# YOUR GOAL
Your task is to quote the material that follows, in full and exactly.

# PROVIDED MATERIAL
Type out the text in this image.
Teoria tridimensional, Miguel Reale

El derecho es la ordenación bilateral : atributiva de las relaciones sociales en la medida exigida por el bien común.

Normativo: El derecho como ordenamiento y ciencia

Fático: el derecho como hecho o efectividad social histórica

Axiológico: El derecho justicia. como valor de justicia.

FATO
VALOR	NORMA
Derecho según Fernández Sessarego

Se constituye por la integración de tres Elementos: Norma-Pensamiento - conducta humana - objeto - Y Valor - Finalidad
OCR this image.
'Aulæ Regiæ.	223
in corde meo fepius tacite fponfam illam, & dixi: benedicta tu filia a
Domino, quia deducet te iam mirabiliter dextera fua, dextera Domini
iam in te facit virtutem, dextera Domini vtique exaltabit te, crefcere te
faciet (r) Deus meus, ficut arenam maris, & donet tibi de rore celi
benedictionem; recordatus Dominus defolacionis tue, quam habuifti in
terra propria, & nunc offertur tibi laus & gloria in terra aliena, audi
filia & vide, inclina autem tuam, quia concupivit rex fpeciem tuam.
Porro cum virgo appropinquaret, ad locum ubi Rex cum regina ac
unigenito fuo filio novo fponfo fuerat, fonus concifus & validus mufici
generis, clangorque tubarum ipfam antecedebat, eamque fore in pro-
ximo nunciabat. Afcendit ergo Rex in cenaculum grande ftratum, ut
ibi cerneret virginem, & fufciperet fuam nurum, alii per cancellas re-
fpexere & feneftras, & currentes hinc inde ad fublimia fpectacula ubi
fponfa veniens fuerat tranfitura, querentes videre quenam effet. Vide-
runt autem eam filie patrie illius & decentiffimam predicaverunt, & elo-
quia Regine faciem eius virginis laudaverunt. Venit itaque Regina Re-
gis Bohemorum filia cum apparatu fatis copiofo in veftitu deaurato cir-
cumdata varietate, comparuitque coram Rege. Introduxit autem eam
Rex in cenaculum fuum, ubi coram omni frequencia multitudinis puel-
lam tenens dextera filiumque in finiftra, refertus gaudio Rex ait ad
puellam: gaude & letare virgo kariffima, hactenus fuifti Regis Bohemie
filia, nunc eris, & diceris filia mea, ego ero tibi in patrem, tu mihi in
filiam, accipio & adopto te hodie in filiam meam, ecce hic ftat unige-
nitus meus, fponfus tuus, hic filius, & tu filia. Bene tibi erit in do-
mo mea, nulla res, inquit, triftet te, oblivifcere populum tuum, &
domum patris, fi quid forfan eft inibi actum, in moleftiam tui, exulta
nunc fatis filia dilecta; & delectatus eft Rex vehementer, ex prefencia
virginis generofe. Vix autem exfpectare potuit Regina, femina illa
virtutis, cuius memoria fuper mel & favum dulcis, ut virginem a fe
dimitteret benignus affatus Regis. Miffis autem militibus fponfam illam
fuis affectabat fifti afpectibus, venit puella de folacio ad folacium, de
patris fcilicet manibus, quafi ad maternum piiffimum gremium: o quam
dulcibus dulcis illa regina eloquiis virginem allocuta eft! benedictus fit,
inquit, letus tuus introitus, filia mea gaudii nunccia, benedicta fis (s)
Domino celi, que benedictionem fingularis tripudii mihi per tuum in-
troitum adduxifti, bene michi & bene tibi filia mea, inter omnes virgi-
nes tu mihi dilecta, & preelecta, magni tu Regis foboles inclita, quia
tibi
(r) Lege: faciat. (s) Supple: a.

# OUTPUT FOR THIS EXERCISE
Type out the text in this image.
Teoria tridimensional, Miguel Reale

El derecho es la ordenación bilateral : atributiva de las relaciones sociales en la medida exigida por el bien común.

Normativo: El derecho como ordenamiento y ciencia

Fático: el derecho como hecho o efectividad social histórica

Axiológico: El derecho justicia. como valor de justicia.

FATO
VALOR	NORMA
Derecho según Fernández Sessarego

Se constituye por la integración de tres Elementos: Norma-Pensamiento - conducta humana - objeto - Y Valor - Finalidad
OCR this image.
'Aulæ Regiæ.	223
in corde meo fepius tacite fponfam illam, & dixi: benedicta tu filia a
Domino, quia deducet te iam mirabiliter dextera fua, dextera Domini
iam in te facit virtutem, dextera Domini vtique exaltabit te, crefcere te
faciet (r) Deus meus, ficut arenam maris, & donet tibi de rore celi
benedictionem; recordatus Dominus defolacionis tue, quam habuifti in
terra propria, & nunc offertur tibi laus & gloria in terra aliena, audi
filia & vide, inclina autem tuam, quia concupivit rex fpeciem tuam.
Porro cum virgo appropinquaret, ad locum ubi Rex cum regina ac
unigenito fuo filio novo fponfo fuerat, fonus concifus & validus mufici
generis, clangorque tubarum ipfam antecedebat, eamque fore in pro-
ximo nunciabat. Afcendit ergo Rex in cenaculum grande ftratum, ut
ibi cerneret virginem, & fufciperet fuam nurum, alii per cancellas re-
fpexere & feneftras, & currentes hinc inde ad fublimia fpectacula ubi
fponfa veniens fuerat tranfitura, querentes videre quenam effet. Vide-
runt autem eam filie patrie illius & decentiffimam predicaverunt, & elo-
quia Regine faciem eius virginis laudaverunt. Venit itaque Regina Re-
gis Bohemorum filia cum apparatu fatis copiofo in veftitu deaurato cir-
cumdata varietate, comparuitque coram Rege. Introduxit autem eam
Rex in cenaculum fuum, ubi coram omni frequencia multitudinis puel-
lam tenens dextera filiumque in finiftra, refertus gaudio Rex ait ad
puellam: gaude & letare virgo kariffima, hactenus fuifti Regis Bohemie
filia, nunc eris, & diceris filia mea, ego ero tibi in patrem, tu mihi in
filiam, accipio & adopto te hodie in filiam meam, ecce hic ftat unige-
nitus meus, fponfus tuus, hic filius, & tu filia. Bene tibi erit in do-
mo mea, nulla res, inquit, triftet te, oblivifcere populum tuum, &
domum patris, fi quid forfan eft inibi actum, in moleftiam tui, exulta
nunc fatis filia dilecta; & delectatus eft Rex vehementer, ex prefencia
virginis generofe. Vix autem exfpectare potuit Regina, femina illa
virtutis, cuius memoria fuper mel & favum dulcis, ut virginem a fe
dimitteret benignus affatus Regis. Miffis autem militibus fponfam illam
fuis affectabat fifti afpectibus, venit puella de folacio ad folacium, de
patris fcilicet manibus, quafi ad maternum piiffimum gremium: o quam
dulcibus dulcis illa regina eloquiis virginem allocuta eft! benedictus fit,
inquit, letus tuus introitus, filia mea gaudii nunccia, benedicta fis (s)
Domino celi, que benedictionem fingularis tripudii mihi per tuum in-
troitum adduxifti, bene michi & bene tibi filia mea, inter omnes virgi-
nes tu mihi dilecta, & preelecta, magni tu Regis foboles inclita, quia
tibi
(r) Lege: faciat. (s) Supple: a.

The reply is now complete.